:: Input rows

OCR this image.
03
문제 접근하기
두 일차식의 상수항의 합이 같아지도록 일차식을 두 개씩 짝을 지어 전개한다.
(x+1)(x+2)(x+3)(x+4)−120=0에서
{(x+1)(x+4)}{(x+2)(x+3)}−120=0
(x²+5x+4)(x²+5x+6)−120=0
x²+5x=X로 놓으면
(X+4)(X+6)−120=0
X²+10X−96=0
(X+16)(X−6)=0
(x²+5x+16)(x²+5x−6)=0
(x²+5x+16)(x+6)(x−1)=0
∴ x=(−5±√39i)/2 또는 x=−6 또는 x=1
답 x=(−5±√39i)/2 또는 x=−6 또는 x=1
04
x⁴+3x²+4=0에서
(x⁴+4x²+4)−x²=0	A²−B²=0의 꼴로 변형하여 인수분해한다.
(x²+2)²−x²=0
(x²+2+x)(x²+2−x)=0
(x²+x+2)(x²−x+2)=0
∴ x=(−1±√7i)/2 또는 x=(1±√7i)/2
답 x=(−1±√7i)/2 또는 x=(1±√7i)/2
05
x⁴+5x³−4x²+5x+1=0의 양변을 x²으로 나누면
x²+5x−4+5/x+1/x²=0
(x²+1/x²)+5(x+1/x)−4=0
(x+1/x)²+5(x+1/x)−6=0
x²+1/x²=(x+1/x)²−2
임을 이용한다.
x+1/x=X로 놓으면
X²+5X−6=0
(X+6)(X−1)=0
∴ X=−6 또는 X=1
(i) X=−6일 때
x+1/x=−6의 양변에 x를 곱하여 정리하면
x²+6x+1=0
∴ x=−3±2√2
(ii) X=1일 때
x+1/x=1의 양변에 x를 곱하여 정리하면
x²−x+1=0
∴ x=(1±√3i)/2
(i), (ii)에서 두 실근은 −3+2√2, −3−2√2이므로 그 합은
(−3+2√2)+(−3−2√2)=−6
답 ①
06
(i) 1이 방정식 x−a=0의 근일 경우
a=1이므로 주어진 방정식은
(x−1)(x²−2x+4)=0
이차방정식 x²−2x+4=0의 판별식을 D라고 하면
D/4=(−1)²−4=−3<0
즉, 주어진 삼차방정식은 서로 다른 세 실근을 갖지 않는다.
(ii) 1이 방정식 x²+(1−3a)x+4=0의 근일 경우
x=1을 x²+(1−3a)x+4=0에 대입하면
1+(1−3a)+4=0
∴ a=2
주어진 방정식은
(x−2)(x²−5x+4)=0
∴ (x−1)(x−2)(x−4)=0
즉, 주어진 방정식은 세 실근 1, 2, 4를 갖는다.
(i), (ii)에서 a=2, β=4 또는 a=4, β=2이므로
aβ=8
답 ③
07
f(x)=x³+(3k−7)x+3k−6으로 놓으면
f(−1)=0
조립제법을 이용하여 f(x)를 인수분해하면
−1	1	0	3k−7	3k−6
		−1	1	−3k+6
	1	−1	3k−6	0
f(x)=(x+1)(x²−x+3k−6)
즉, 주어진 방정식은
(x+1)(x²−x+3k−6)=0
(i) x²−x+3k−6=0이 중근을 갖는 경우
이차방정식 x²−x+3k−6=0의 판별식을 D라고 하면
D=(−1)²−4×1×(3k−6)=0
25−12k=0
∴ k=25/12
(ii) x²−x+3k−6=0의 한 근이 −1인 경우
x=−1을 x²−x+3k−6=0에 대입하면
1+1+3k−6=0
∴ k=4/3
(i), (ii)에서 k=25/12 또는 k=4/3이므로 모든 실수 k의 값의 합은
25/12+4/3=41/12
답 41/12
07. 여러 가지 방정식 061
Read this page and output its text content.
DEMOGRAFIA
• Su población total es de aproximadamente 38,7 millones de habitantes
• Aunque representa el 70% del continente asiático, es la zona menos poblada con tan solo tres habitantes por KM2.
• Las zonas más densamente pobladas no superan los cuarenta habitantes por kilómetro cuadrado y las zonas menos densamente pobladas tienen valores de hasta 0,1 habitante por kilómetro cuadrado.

::::

● **Task directions**:
From the listing, copy each line containing the word "판별식을".

● **Finished answer**:
이차방정식 x²−2x+4=0의 판별식을 D라고 하면
이차방정식 x²−x+3k−6=0의 판별식을 D라고 하면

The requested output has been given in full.